# AIM OF THE EXERCISE:
Omit all images, then return the remaining material exactly as it stands.

# EXCERPTED RECORDS:
## BEGIN

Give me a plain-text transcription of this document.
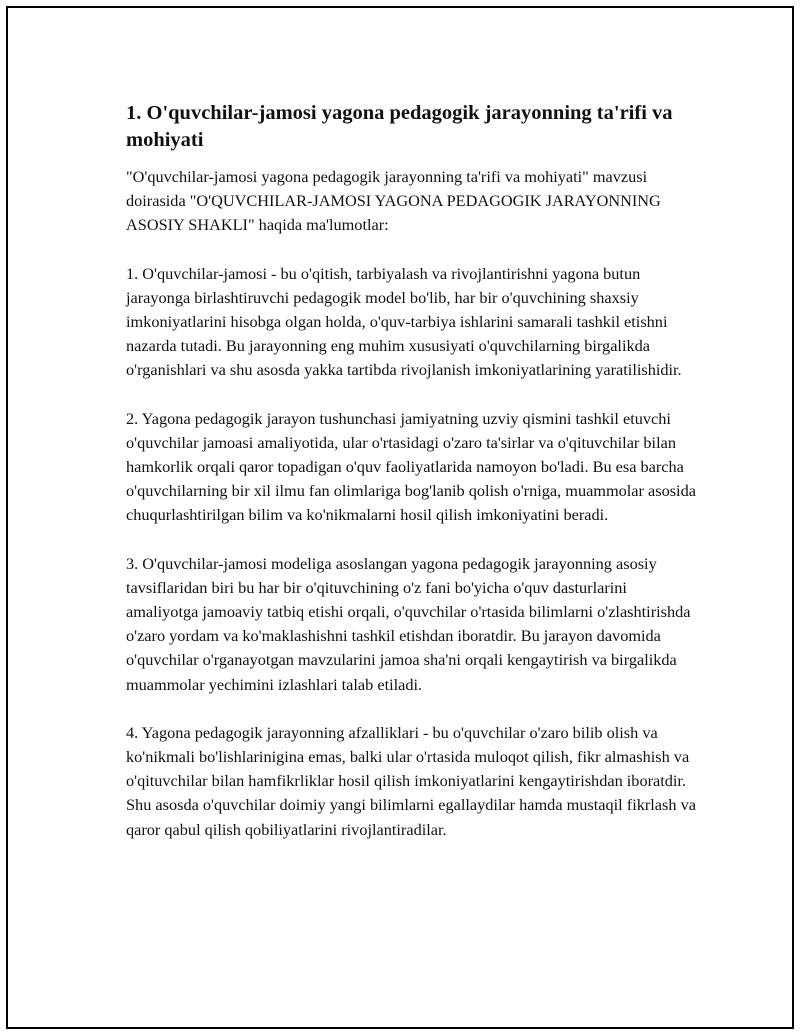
1. O'quvchilar-jamosi yagona pedagogik jarayonning ta'rifi va mohiyati

"O'quvchilar-jamosi yagona pedagogik jarayonning ta'rifi va mohiyati" mavzusi doirasida "O'QUVCHILAR-JAMOSI YAGONA PEDAGOGIK JARAYONNING ASOSIY SHAKLI" haqida ma'lumotlar:

1. O'quvchilar-jamosi - bu o'qitish, tarbiyalash va rivojlantirishni yagona butun jarayonga birlashtiruvchi pedagogik model bo'lib, har bir o'quvchining shaxsiy imkoniyatlarini hisobga olgan holda, o'quv-tarbiya ishlarini samarali tashkil etishni nazarda tutadi. Bu jarayonning eng muhim xususiyati o'quvchilarning birgalikda o'rganishlari va shu asosda yakka tartibda rivojlanish imkoniyatlarining yaratilishidir.

2. Yagona pedagogik jarayon tushunchasi jamiyatning uzviy qismini tashkil etuvchi o'quvchilar jamoasi amaliyotida, ular o'rtasidagi o'zaro ta'sirlar va o'qituvchilar bilan hamkorlik orqali qaror topadigan o'quv faoliyatlarida namoyon bo'ladi. Bu esa barcha o'quvchilarning bir xil ilmu fan olimlariga bog'lanib qolish o'rniga, muammolar asosida chuqurlashtirilgan bilim va ko'nikmalarni hosil qilish imkoniyatini beradi.

3. O'quvchilar-jamosi modeliga asoslangan yagona pedagogik jarayonning asosiy tavsiflaridan biri bu har bir o'qituvchining o'z fani bo'yicha o'quv dasturlarini amaliyotga jamoaviy tatbiq etishi orqali, o'quvchilar o'rtasida bilimlarni o'zlashtirishda o'zaro yordam va ko'maklashishni tashkil etishdan iboratdir. Bu jarayon davomida o'quvchilar o'rganayotgan mavzularini jamoa sha'ni orqali kengaytirish va birgalikda muammolar yechimini izlashlari talab etiladi.

4. Yagona pedagogik jarayonning afzalliklari - bu o'quvchilar o'zaro bilib olish va ko'nikmali bo'lishlarinigina emas, balki ular o'rtasida muloqot qilish, fikr almashish va o'qituvchilar bilan hamfikrliklar hosil qilish imkoniyatlarini kengaytirishdan iboratdir. Shu asosda o'quvchilar doimiy yangi bilimlarni egallaydilar hamda mustaqil fikrlash va qaror qabul qilish qobiliyatlarini rivojlantiradilar.
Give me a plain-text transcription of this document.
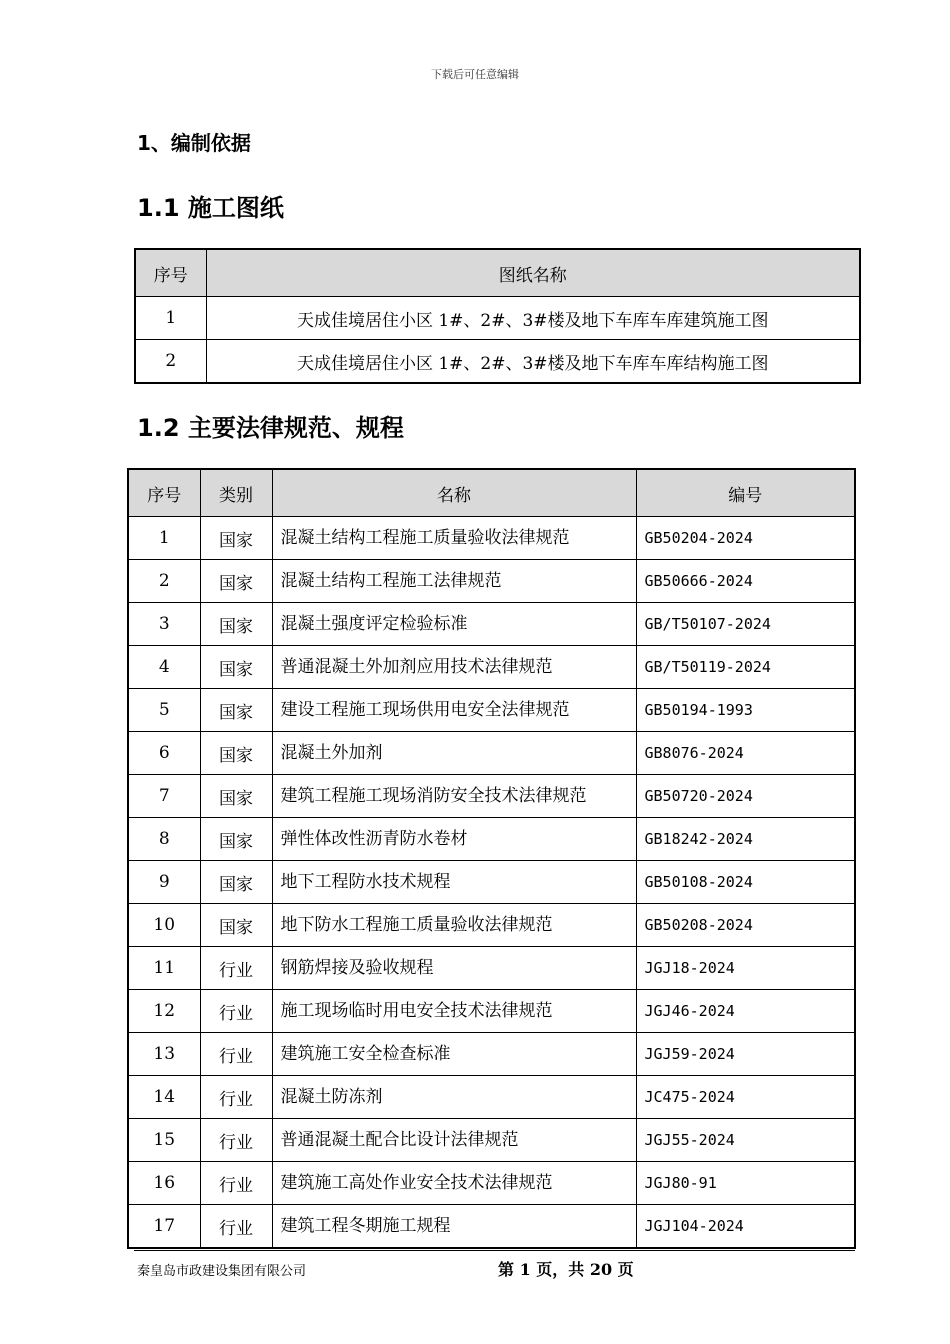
下载后可任意编辑
1、编制依据
1.1 施工图纸
序号	图纸名称
1	天成佳境居住小区 1#、2#、3#楼及地下车库车库建筑施工图
2	天成佳境居住小区 1#、2#、3#楼及地下车库车库结构施工图
1.2 主要法律规范、规程
序号	类别	名称	编号
1	国家	混凝土结构工程施工质量验收法律规范	GB50204-2024
2	国家	混凝土结构工程施工法律规范	GB50666-2024
3	国家	混凝土强度评定检验标准	GB/T50107-2024
4	国家	普通混凝土外加剂应用技术法律规范	GB/T50119-2024
5	国家	建设工程施工现场供用电安全法律规范	GB50194-1993
6	国家	混凝土外加剂	GB8076-2024
7	国家	建筑工程施工现场消防安全技术法律规范	GB50720-2024
8	国家	弹性体改性沥青防水卷材	GB18242-2024
9	国家	地下工程防水技术规程	GB50108-2024
10	国家	地下防水工程施工质量验收法律规范	GB50208-2024
11	行业	钢筋焊接及验收规程	JGJ18-2024
12	行业	施工现场临时用电安全技术法律规范	JGJ46-2024
13	行业	建筑施工安全检查标准	JGJ59-2024
14	行业	混凝土防冻剂	JC475-2024
15	行业	普通混凝土配合比设计法律规范	JGJ55-2024
16	行业	建筑施工高处作业安全技术法律规范	JGJ80-91
17	行业	建筑工程冬期施工规程	JGJ104-2024
秦皇岛市政建设集团有限公司	第 1 页，共 20 页
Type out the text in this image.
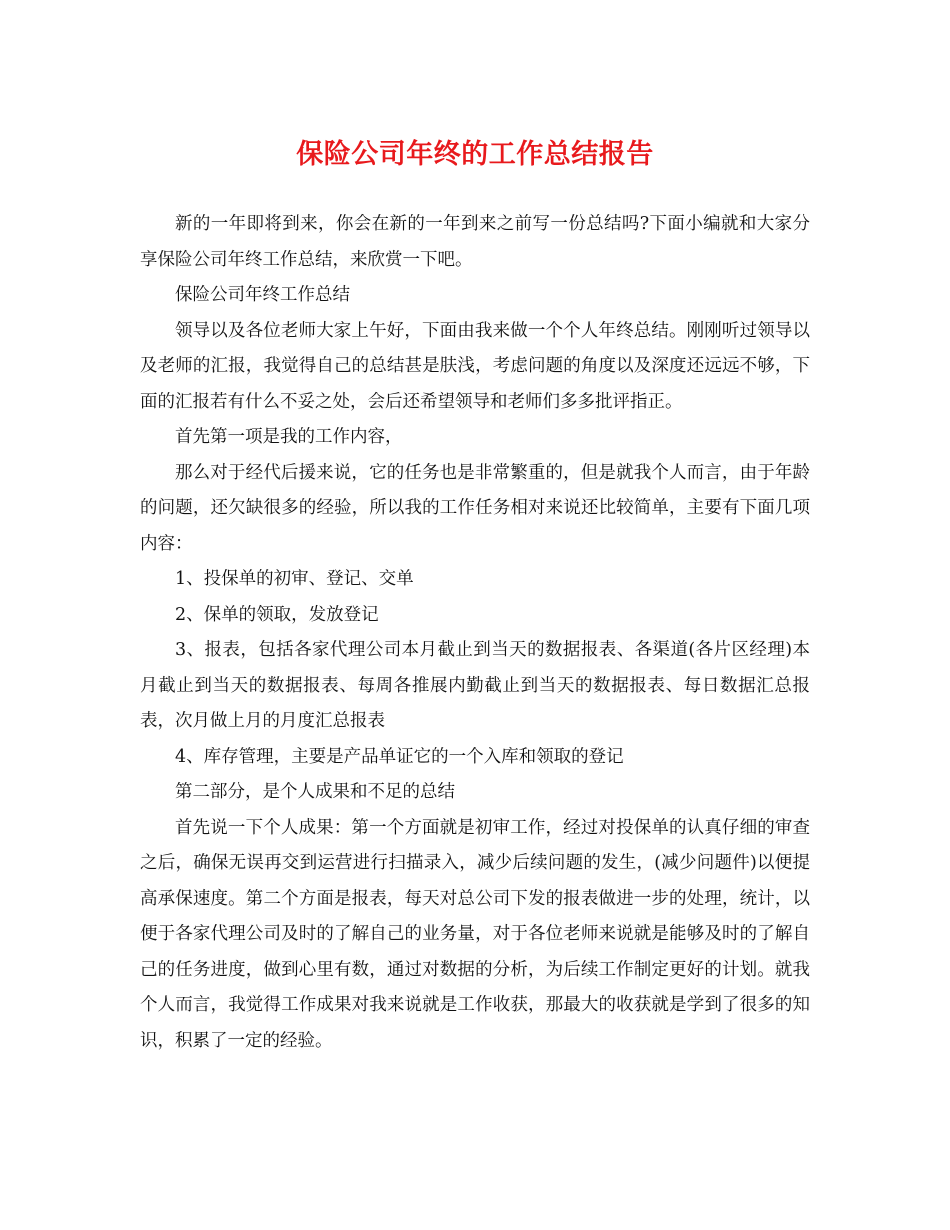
保险公司年终的工作总结报告

新的一年即将到来，你会在新的一年到来之前写一份总结吗?下面小编就和大家分享保险公司年终工作总结，来欣赏一下吧。

保险公司年终工作总结

领导以及各位老师大家上午好，下面由我来做一个个人年终总结。刚刚听过领导以及老师的汇报，我觉得自己的总结甚是肤浅，考虑问题的角度以及深度还远远不够，下面的汇报若有什么不妥之处，会后还希望领导和老师们多多批评指正。

首先第一项是我的工作内容，

那么对于经代后援来说，它的任务也是非常繁重的，但是就我个人而言，由于年龄的问题，还欠缺很多的经验，所以我的工作任务相对来说还比较简单，主要有下面几项内容：

1、投保单的初审、登记、交单

2、保单的领取，发放登记

3、报表，包括各家代理公司本月截止到当天的数据报表、各渠道(各片区经理)本月截止到当天的数据报表、每周各推展内勤截止到当天的数据报表、每日数据汇总报表，次月做上月的月度汇总报表

4、库存管理，主要是产品单证它的一个入库和领取的登记

第二部分，是个人成果和不足的总结

首先说一下个人成果：第一个方面就是初审工作，经过对投保单的认真仔细的审查之后，确保无误再交到运营进行扫描录入，减少后续问题的发生，(减少问题件)以便提高承保速度。第二个方面是报表，每天对总公司下发的报表做进一步的处理，统计，以便于各家代理公司及时的了解自己的业务量，对于各位老师来说就是能够及时的了解自己的任务进度，做到心里有数，通过对数据的分析，为后续工作制定更好的计划。就我个人而言，我觉得工作成果对我来说就是工作收获，那最大的收获就是学到了很多的知识，积累了一定的经验。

## END

# OUTPUT OF THE EXERCISE:
Give me a plain-text transcription of this document.
1. O'quvchilar-jamosi yagona pedagogik jarayonning ta'rifi va mohiyati

"O'quvchilar-jamosi yagona pedagogik jarayonning ta'rifi va mohiyati" mavzusi doirasida "O'QUVCHILAR-JAMOSI YAGONA PEDAGOGIK JARAYONNING ASOSIY SHAKLI" haqida ma'lumotlar:

1. O'quvchilar-jamosi - bu o'qitish, tarbiyalash va rivojlantirishni yagona butun jarayonga birlashtiruvchi pedagogik model bo'lib, har bir o'quvchining shaxsiy imkoniyatlarini hisobga olgan holda, o'quv-tarbiya ishlarini samarali tashkil etishni nazarda tutadi. Bu jarayonning eng muhim xususiyati o'quvchilarning birgalikda o'rganishlari va shu asosda yakka tartibda rivojlanish imkoniyatlarining yaratilishidir.

2. Yagona pedagogik jarayon tushunchasi jamiyatning uzviy qismini tashkil etuvchi o'quvchilar jamoasi amaliyotida, ular o'rtasidagi o'zaro ta'sirlar va o'qituvchilar bilan hamkorlik orqali qaror topadigan o'quv faoliyatlarida namoyon bo'ladi. Bu esa barcha o'quvchilarning bir xil ilmu fan olimlariga bog'lanib qolish o'rniga, muammolar asosida chuqurlashtirilgan bilim va ko'nikmalarni hosil qilish imkoniyatini beradi.

3. O'quvchilar-jamosi modeliga asoslangan yagona pedagogik jarayonning asosiy tavsiflaridan biri bu har bir o'qituvchining o'z fani bo'yicha o'quv dasturlarini amaliyotga jamoaviy tatbiq etishi orqali, o'quvchilar o'rtasida bilimlarni o'zlashtirishda o'zaro yordam va ko'maklashishni tashkil etishdan iboratdir. Bu jarayon davomida o'quvchilar o'rganayotgan mavzularini jamoa sha'ni orqali kengaytirish va birgalikda muammolar yechimini izlashlari talab etiladi.

4. Yagona pedagogik jarayonning afzalliklari - bu o'quvchilar o'zaro bilib olish va ko'nikmali bo'lishlarinigina emas, balki ular o'rtasida muloqot qilish, fikr almashish va o'qituvchilar bilan hamfikrliklar hosil qilish imkoniyatlarini kengaytirishdan iboratdir. Shu asosda o'quvchilar doimiy yangi bilimlarni egallaydilar hamda mustaqil fikrlash va qaror qabul qilish qobiliyatlarini rivojlantiradilar.
Give me a plain-text transcription of this document.
下载后可任意编辑
1、编制依据
1.1 施工图纸
序号	图纸名称
1	天成佳境居住小区 1#、2#、3#楼及地下车库车库建筑施工图
2	天成佳境居住小区 1#、2#、3#楼及地下车库车库结构施工图
1.2 主要法律规范、规程
序号	类别	名称	编号
1	国家	混凝土结构工程施工质量验收法律规范	GB50204-2024
2	国家	混凝土结构工程施工法律规范	GB50666-2024
3	国家	混凝土强度评定检验标准	GB/T50107-2024
4	国家	普通混凝土外加剂应用技术法律规范	GB/T50119-2024
5	国家	建设工程施工现场供用电安全法律规范	GB50194-1993
6	国家	混凝土外加剂	GB8076-2024
7	国家	建筑工程施工现场消防安全技术法律规范	GB50720-2024
8	国家	弹性体改性沥青防水卷材	GB18242-2024
9	国家	地下工程防水技术规程	GB50108-2024
10	国家	地下防水工程施工质量验收法律规范	GB50208-2024
11	行业	钢筋焊接及验收规程	JGJ18-2024
12	行业	施工现场临时用电安全技术法律规范	JGJ46-2024
13	行业	建筑施工安全检查标准	JGJ59-2024
14	行业	混凝土防冻剂	JC475-2024
15	行业	普通混凝土配合比设计法律规范	JGJ55-2024
16	行业	建筑施工高处作业安全技术法律规范	JGJ80-91
17	行业	建筑工程冬期施工规程	JGJ104-2024
秦皇岛市政建设集团有限公司	第 1 页，共 20 页
Type out the text in this image.
保险公司年终的工作总结报告

新的一年即将到来，你会在新的一年到来之前写一份总结吗?下面小编就和大家分享保险公司年终工作总结，来欣赏一下吧。

保险公司年终工作总结

领导以及各位老师大家上午好，下面由我来做一个个人年终总结。刚刚听过领导以及老师的汇报，我觉得自己的总结甚是肤浅，考虑问题的角度以及深度还远远不够，下面的汇报若有什么不妥之处，会后还希望领导和老师们多多批评指正。

首先第一项是我的工作内容，

那么对于经代后援来说，它的任务也是非常繁重的，但是就我个人而言，由于年龄的问题，还欠缺很多的经验，所以我的工作任务相对来说还比较简单，主要有下面几项内容：

1、投保单的初审、登记、交单

2、保单的领取，发放登记

3、报表，包括各家代理公司本月截止到当天的数据报表、各渠道(各片区经理)本月截止到当天的数据报表、每周各推展内勤截止到当天的数据报表、每日数据汇总报表，次月做上月的月度汇总报表

4、库存管理，主要是产品单证它的一个入库和领取的登记

第二部分，是个人成果和不足的总结

首先说一下个人成果：第一个方面就是初审工作，经过对投保单的认真仔细的审查之后，确保无误再交到运营进行扫描录入，减少后续问题的发生，(减少问题件)以便提高承保速度。第二个方面是报表，每天对总公司下发的报表做进一步的处理，统计，以便于各家代理公司及时的了解自己的业务量，对于各位老师来说就是能够及时的了解自己的任务进度，做到心里有数，通过对数据的分析，为后续工作制定更好的计划。就我个人而言，我觉得工作成果对我来说就是工作收获，那最大的收获就是学到了很多的知识，积累了一定的经验。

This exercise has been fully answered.